Goal: Update the lines below by replacing every "y-tick-label" with "y-label" and leaving everything else unchanged. Omit the pictures from your answer.

Available records:
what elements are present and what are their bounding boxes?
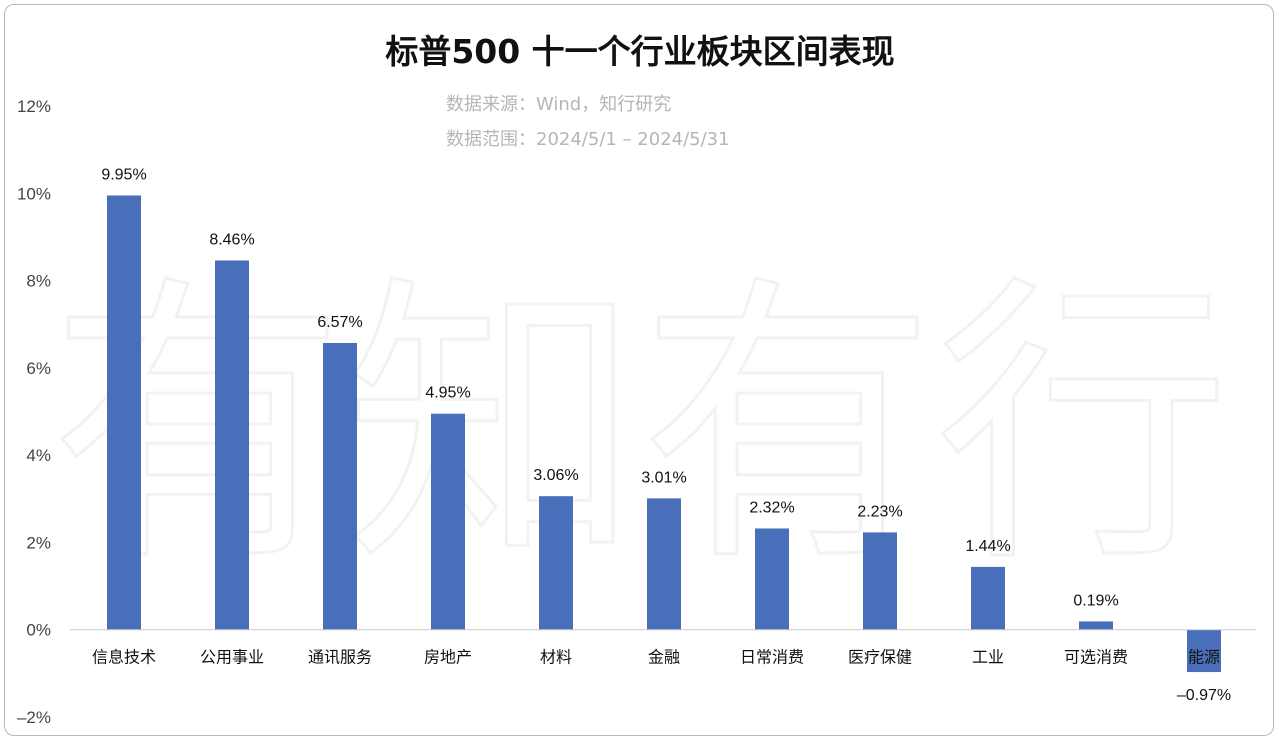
data-label: 9.95% (101, 166, 146, 183)
x-axis-ticks: 信息技术 公用事业 通讯服务 房地产 材料 金融 日常消费 医疗保健 工业 可选消费 能源 (92, 648, 1220, 667)
x-tick-label: 材料 (540, 648, 572, 667)
bar (1079, 621, 1113, 630)
data-label: –0.97% (1177, 687, 1231, 704)
bar (431, 413, 465, 630)
y-tick-label: 6% (26, 359, 51, 378)
y-axis-ticks: 12% 10% 8% 6% 4% 2% 0% –2% (17, 97, 51, 727)
y-tick-label: 12% (17, 97, 51, 116)
bar (107, 195, 141, 630)
x-tick-label: 信息技术 (92, 648, 156, 667)
x-tick-label: 医疗保健 (848, 648, 912, 667)
bar (863, 532, 897, 630)
data-labels: 9.95% 8.46% 6.57% 4.95% 3.06% 3.01% 2.32% 2.23%… (101, 166, 1231, 704)
bar (1187, 629, 1221, 673)
chart-title: 标普500 十一个行业板块区间表现 (385, 32, 894, 71)
bar (215, 260, 249, 630)
y-tick-label: 4% (26, 446, 51, 465)
x-tick-label: 通讯服务 (308, 648, 372, 667)
x-tick-label: 金融 (648, 648, 680, 667)
data-label: 2.32% (749, 499, 794, 516)
x-tick-label: 可选消费 (1064, 648, 1128, 667)
x-tick-label: 工业 (972, 648, 1004, 667)
y-tick-label: 0% (26, 621, 51, 640)
data-label: 4.95% (425, 385, 470, 402)
bar (539, 496, 573, 630)
y-tick-label: 2% (26, 533, 51, 552)
data-label: 2.23% (857, 503, 902, 520)
y-tick-label: 8% (26, 272, 51, 291)
data-label: 1.44% (965, 538, 1010, 555)
bar (323, 342, 357, 630)
y-tick-label: 10% (17, 184, 51, 203)
x-tick-label: 房地产 (424, 648, 472, 667)
data-label: 3.01% (641, 469, 686, 486)
bar (647, 498, 681, 630)
bars (107, 195, 1221, 673)
bar (755, 528, 789, 630)
x-tick-label: 公用事业 (200, 648, 264, 667)
data-label: 8.46% (209, 231, 254, 248)
data-label: 0.19% (1073, 592, 1118, 609)
bar (971, 566, 1005, 630)
x-tick-label: 日常消费 (740, 648, 804, 667)
chart-date-range-note: 数据范围：2024/5/1 – 2024/5/31 (446, 129, 730, 150)
data-label: 6.57% (317, 314, 362, 331)
chart-source-note: 数据来源：Wind，知行研究 (446, 94, 671, 115)
y-tick-label: –2% (17, 708, 51, 727)
x-tick-label: 能源 (1188, 648, 1220, 667)
data-label: 3.06% (533, 467, 578, 484)
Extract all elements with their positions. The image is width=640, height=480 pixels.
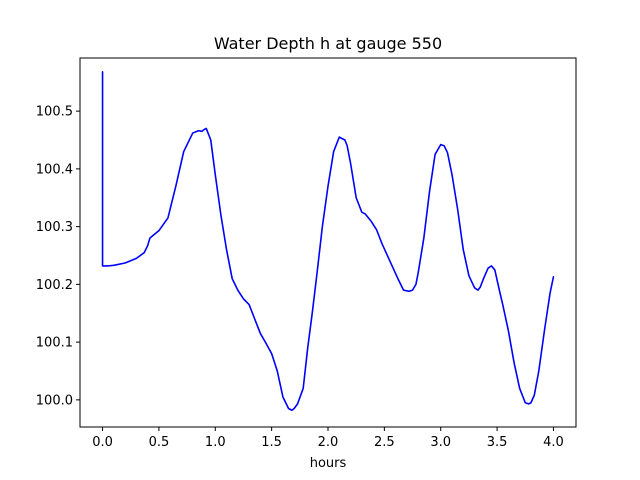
plot-area — [101, 71, 555, 412]
x-axis-ticks: 0.0 0.5 1.0 1.5 2.0 2.5 3.0 3.5 4.0 — [92, 427, 564, 450]
x-tick-label: 2.0 — [318, 435, 339, 450]
y-tick-label: 100.3 — [36, 220, 73, 235]
y-tick-label: 100.4 — [36, 162, 73, 177]
x-tick-label: 4.0 — [543, 435, 564, 450]
chart-title: Water Depth h at gauge 550 — [214, 34, 442, 53]
y-tick-label: 100.1 — [36, 336, 73, 351]
y-tick-label: 100.0 — [36, 393, 73, 408]
x-tick-label: 3.0 — [430, 435, 451, 450]
x-tick-label: 1.5 — [261, 435, 282, 450]
series-line-0 — [101, 71, 555, 412]
x-axis-label: hours — [310, 456, 347, 471]
x-tick-label: 1.0 — [205, 435, 226, 450]
x-tick-label: 0.5 — [149, 435, 170, 450]
y-tick-label: 100.2 — [36, 278, 73, 293]
y-axis-ticks: 100.0 100.1 100.2 100.3 100.4 100.5 — [36, 105, 80, 408]
x-tick-label: 0.0 — [92, 435, 113, 450]
x-tick-label: 2.5 — [374, 435, 395, 450]
y-tick-label: 100.5 — [36, 105, 73, 120]
x-tick-label: 3.5 — [487, 435, 508, 450]
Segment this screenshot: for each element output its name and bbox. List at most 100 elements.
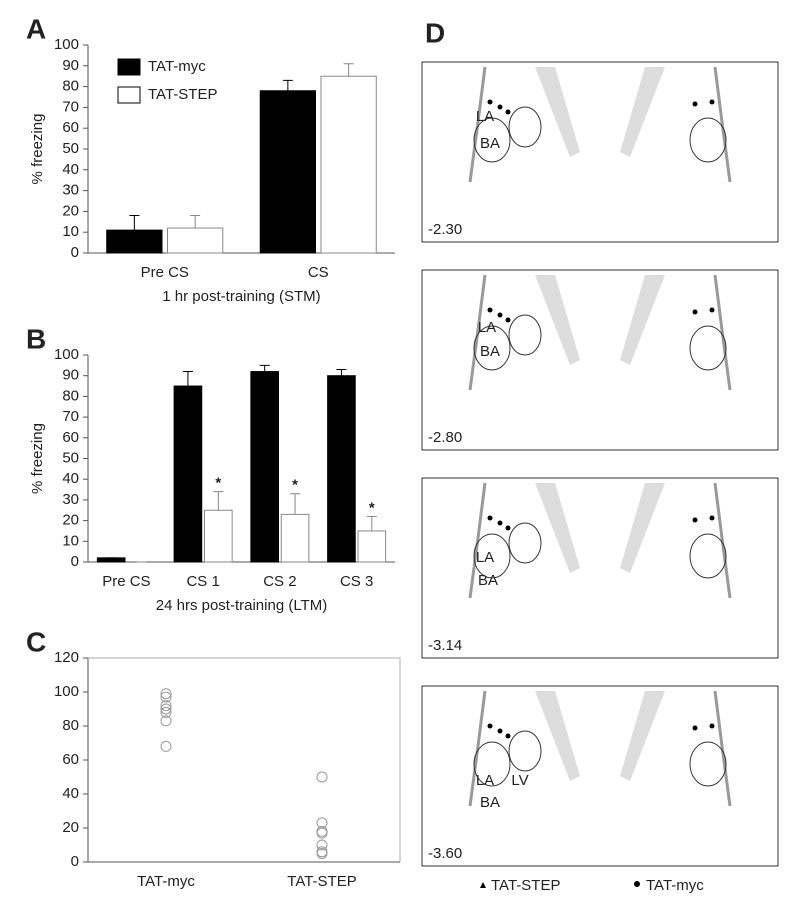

Task answer:
what elements are present and what are their bounding boxes?
data-label: 9.95% (101, 166, 146, 183)
x-axis-ticks: 信息技术 公用事业 通讯服务 房地产 材料 金融 日常消费 医疗保健 工业 可选消费 能源 (92, 648, 1220, 667)
x-tick-label: 材料 (540, 648, 572, 667)
bar (1079, 621, 1113, 630)
data-label: –0.97% (1177, 687, 1231, 704)
bar (431, 413, 465, 630)
y-label: 6% (26, 359, 51, 378)
y-axis-ticks: 12% 10% 8% 6% 4% 2% 0% –2% (17, 97, 51, 727)
y-label: 12% (17, 97, 51, 116)
bar (107, 195, 141, 630)
x-tick-label: 信息技术 (92, 648, 156, 667)
x-tick-label: 医疗保健 (848, 648, 912, 667)
bar (863, 532, 897, 630)
data-labels: 9.95% 8.46% 6.57% 4.95% 3.06% 3.01% 2.32% 2.23%… (101, 166, 1231, 704)
bar (1187, 629, 1221, 673)
chart-title: 标普500 十一个行业板块区间表现 (385, 32, 894, 71)
bar (215, 260, 249, 630)
y-label: 4% (26, 446, 51, 465)
x-tick-label: 通讯服务 (308, 648, 372, 667)
x-tick-label: 金融 (648, 648, 680, 667)
data-label: 2.32% (749, 499, 794, 516)
x-tick-label: 可选消费 (1064, 648, 1128, 667)
x-tick-label: 工业 (972, 648, 1004, 667)
y-label: 0% (26, 621, 51, 640)
data-label: 4.95% (425, 385, 470, 402)
bar (539, 496, 573, 630)
y-label: 2% (26, 533, 51, 552)
data-label: 2.23% (857, 503, 902, 520)
y-label: 8% (26, 272, 51, 291)
data-label: 1.44% (965, 538, 1010, 555)
bar (323, 342, 357, 630)
y-label: 10% (17, 184, 51, 203)
x-tick-label: 房地产 (424, 648, 472, 667)
data-label: 3.01% (641, 469, 686, 486)
bar (647, 498, 681, 630)
bars (107, 195, 1221, 673)
bar (755, 528, 789, 630)
x-tick-label: 公用事业 (200, 648, 264, 667)
data-label: 8.46% (209, 231, 254, 248)
data-label: 0.19% (1073, 592, 1118, 609)
bar (971, 566, 1005, 630)
x-tick-label: 日常消费 (740, 648, 804, 667)
chart-date-range-note: 数据范围：2024/5/1 – 2024/5/31 (446, 129, 730, 150)
data-label: 6.57% (317, 314, 362, 331)
chart-source-note: 数据来源：Wind，知行研究 (446, 94, 671, 115)
y-label: –2% (17, 708, 51, 727)
x-tick-label: 能源 (1188, 648, 1220, 667)
data-label: 3.06% (533, 467, 578, 484)
Extract all elements with their positions. The image is width=640, height=480 pixels.
plot-area — [101, 71, 555, 412]
x-axis-ticks: 0.0 0.5 1.0 1.5 2.0 2.5 3.0 3.5 4.0 — [92, 427, 564, 450]
x-tick-label: 2.0 — [318, 435, 339, 450]
y-label: 100.3 — [36, 220, 73, 235]
y-label: 100.4 — [36, 162, 73, 177]
x-tick-label: 4.0 — [543, 435, 564, 450]
chart-title: Water Depth h at gauge 550 — [214, 34, 442, 53]
y-label: 100.1 — [36, 336, 73, 351]
y-label: 100.0 — [36, 393, 73, 408]
x-tick-label: 3.0 — [430, 435, 451, 450]
x-tick-label: 1.5 — [261, 435, 282, 450]
series-line-0 — [101, 71, 555, 412]
x-axis-label: hours — [310, 456, 347, 471]
x-tick-label: 1.0 — [205, 435, 226, 450]
x-tick-label: 0.5 — [149, 435, 170, 450]
y-label: 100.2 — [36, 278, 73, 293]
y-axis-ticks: 100.0 100.1 100.2 100.3 100.4 100.5 — [36, 105, 80, 408]
x-tick-label: 0.0 — [92, 435, 113, 450]
x-tick-label: 2.5 — [374, 435, 395, 450]
y-label: 100.5 — [36, 105, 73, 120]
x-tick-label: 3.5 — [487, 435, 508, 450]
Segment this screenshot: for each element output its name and bbox. List at most 100 elements.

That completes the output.